Conviva is a venture-backed, privately held company, offering services for online video optimization and online video analytics. Conviva is headquartered in Silicon Valley with offices in New York and London.

History
The company was founded as Rinera Networks in 2006 by Hui Zhang and  Ion Stoica. The company changed its name from Rinera Networks to Conviva in April 2008.
 
In 2012, Conviva won AlwaysOn Global 250 top private innovative technology companies. $15 million was raised from Time Warner Investments in February 2012.

In 2013, Conviva raised $44 million from Foundation Capital, GGV, and New Enterprise Associates.

In 2017, Conviva raised $40 million, with participation from investors such as Future Fund, NEA, Foundation Capital, and Time Warner Investments.

Technology
Conviva sells a control platform said to pre-emptively locate video streaming issues and make adjustments to avoid buffering and low quality. Conviva also provides online video analytics on viewer engagement and video performance.

In February 2013, Conviva launched a Viewer Experience Report, analyzing 22.6 billion streams globally throughout 2012. Conviva’s data discovered that 39.9% of their customer’s online video streams experienced buffering in 2012. Their data claimed that on average audiences watch 250% more video when there's lower buffering, quicker start time and higher bitrate.

────

REQUIREMENTS:
1. Return everything in the Conviva article from "In 2017, Conviva" down to "and higher bitrate.", word for word.
2. Condense the paragraph of the Conviva article that begins "In February 2013, Conviva launched" into a short bulleted list of its main facts.
3. Extend the Conviva article with what comes next after its final sentence.
The material that comes next has no connection to the Conviva article.

MATERIAL PROVIDED:
────

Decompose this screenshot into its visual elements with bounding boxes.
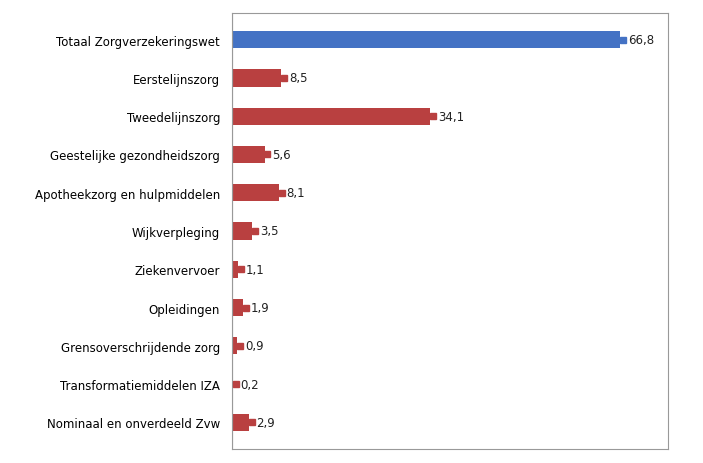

────

RESPONSES IN ORDER:
1.
In 2017, Conviva raised $40 million, with participation from investors such as Future Fund, NEA, Foundation Capital, and Time Warner Investments.

Technology
Conviva sells a control platform said to pre-emptively locate video streaming issues and make adjustments to avoid buffering and low quality. Conviva also provides online video analytics on viewer engagement and video performance.

In February 2013, Conviva launched a Viewer Experience Report, analyzing 22.6 billion streams globally throughout 2012. Conviva’s data discovered that 39.9% of their customer’s online video streams experienced buffering in 2012. Their data claimed that on average audiences watch 250% more video when there's lower buffering, quicker start time and higher bitrate.

2.
- February 2013: Conviva launched a Viewer Experience Report.
- The report analyzed 22.6 billion streams worldwide from 2012.
- 39.9% of customers' online video streams had buffering in 2012.
- Conviva's data claimed that audiences watch 250% more video on average when buffering is lower, start time is quicker, and bitrate is higher.

3.
In 2013, Conviva analyzed global data from 45 billion video streams, seen across more than 1.6 billion individual devices and on more than 400 premium media video players. .

Partners
Conviva works with media brands including HBO ESPN, AEG, Vevo, NBC, Turner, Disney, Yahoo, Sky, and Hulu. The company has worked on live streaming events including The World Cup, The Super Bowl,
2010 Vancouver Winter Olympics, March Madness, Wimbledon, and The Masters, In February 2013, Conviva announced a six-year agreement with HBO GO to provide data and video delivery optimization for their HBO GO TV Everywhere platform.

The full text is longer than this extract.